[BEGIN GIVEN RECORDS]
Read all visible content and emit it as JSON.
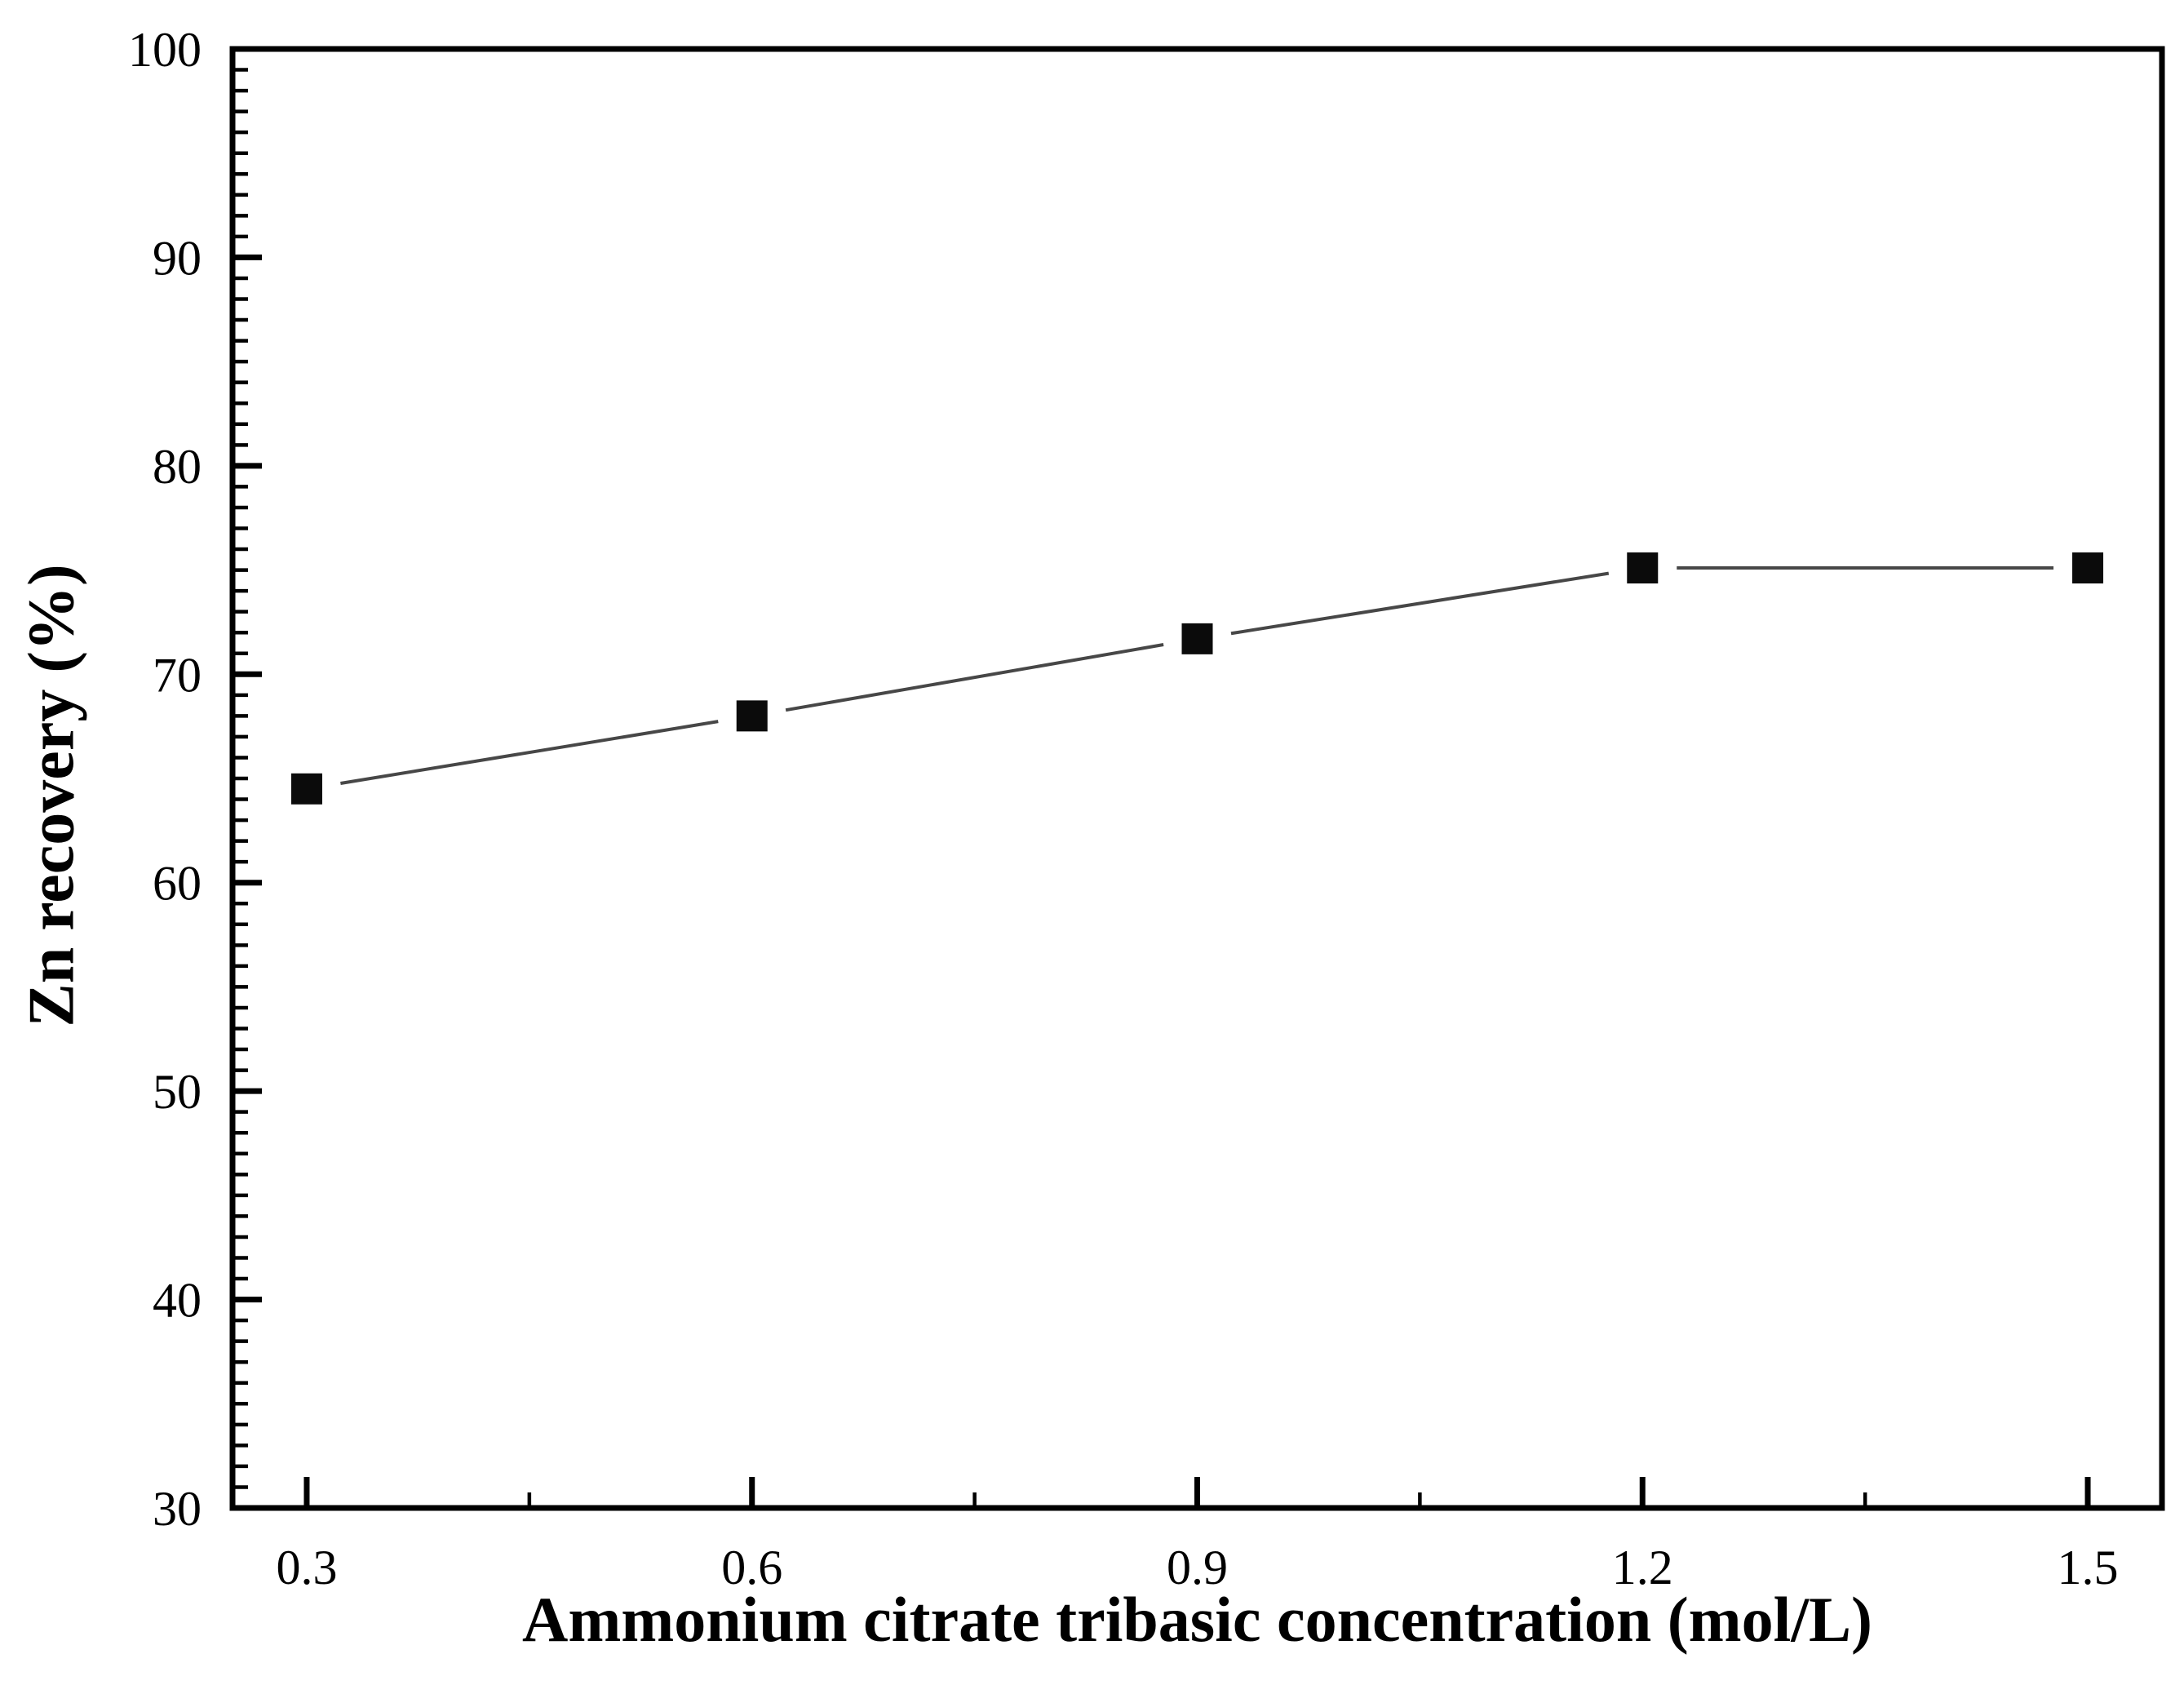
{
  "figure": {
    "background": "#ffffff"
  },
  "chart_data": {
    "type": "line",
    "title": "",
    "xlabel": "Ammonium citrate tribasic concentration (mol/L)",
    "ylabel": "Zn recovery (%)",
    "x": [
      0.3,
      0.6,
      0.9,
      1.2,
      1.5
    ],
    "series": [
      {
        "name": "Zn recovery",
        "marker": "filled-square",
        "values": [
          64.5,
          68.0,
          71.7,
          75.1,
          75.1
        ]
      }
    ],
    "xlim": [
      0.25,
      1.55
    ],
    "ylim": [
      30,
      100
    ],
    "x_ticks": [
      0.3,
      0.6,
      0.9,
      1.2,
      1.5
    ],
    "x_tick_labels": [
      "0.3",
      "0.6",
      "0.9",
      "1.2",
      "1.5"
    ],
    "x_minor_ticks": [
      0.45,
      0.75,
      1.05,
      1.35
    ],
    "y_ticks": [
      30,
      40,
      50,
      60,
      70,
      80,
      90,
      100
    ],
    "y_tick_labels": [
      "30",
      "40",
      "50",
      "60",
      "70",
      "80",
      "90",
      "100"
    ],
    "y_minor_step": 1,
    "grid": false,
    "legend": "none",
    "tick_style": "inside",
    "axis_color": "#000000",
    "line_color": "#474747",
    "marker_color": "#0b0b0b"
  }
}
[END GIVEN RECORDS]
Please write out all of the material above without changing a word, and omit any pictures.

SOLUTION FOR THIS TASK |
Read all visible content and emit it as JSON.
{
  "figure": {
    "background": "#ffffff"
  },
  "chart_data": {
    "type": "line",
    "title": "",
    "xlabel": "Ammonium citrate tribasic concentration (mol/L)",
    "ylabel": "Zn recovery (%)",
    "x": [
      0.3,
      0.6,
      0.9,
      1.2,
      1.5
    ],
    "series": [
      {
        "name": "Zn recovery",
        "marker": "filled-square",
        "values": [
          64.5,
          68.0,
          71.7,
          75.1,
          75.1
        ]
      }
    ],
    "xlim": [
      0.25,
      1.55
    ],
    "ylim": [
      30,
      100
    ],
    "x_ticks": [
      0.3,
      0.6,
      0.9,
      1.2,
      1.5
    ],
    "x_tick_labels": [
      "0.3",
      "0.6",
      "0.9",
      "1.2",
      "1.5"
    ],
    "x_minor_ticks": [
      0.45,
      0.75,
      1.05,
      1.35
    ],
    "y_ticks": [
      30,
      40,
      50,
      60,
      70,
      80,
      90,
      100
    ],
    "y_tick_labels": [
      "30",
      "40",
      "50",
      "60",
      "70",
      "80",
      "90",
      "100"
    ],
    "y_minor_step": 1,
    "grid": false,
    "legend": "none",
    "tick_style": "inside",
    "axis_color": "#000000",
    "line_color": "#474747",
    "marker_color": "#0b0b0b"
  }
}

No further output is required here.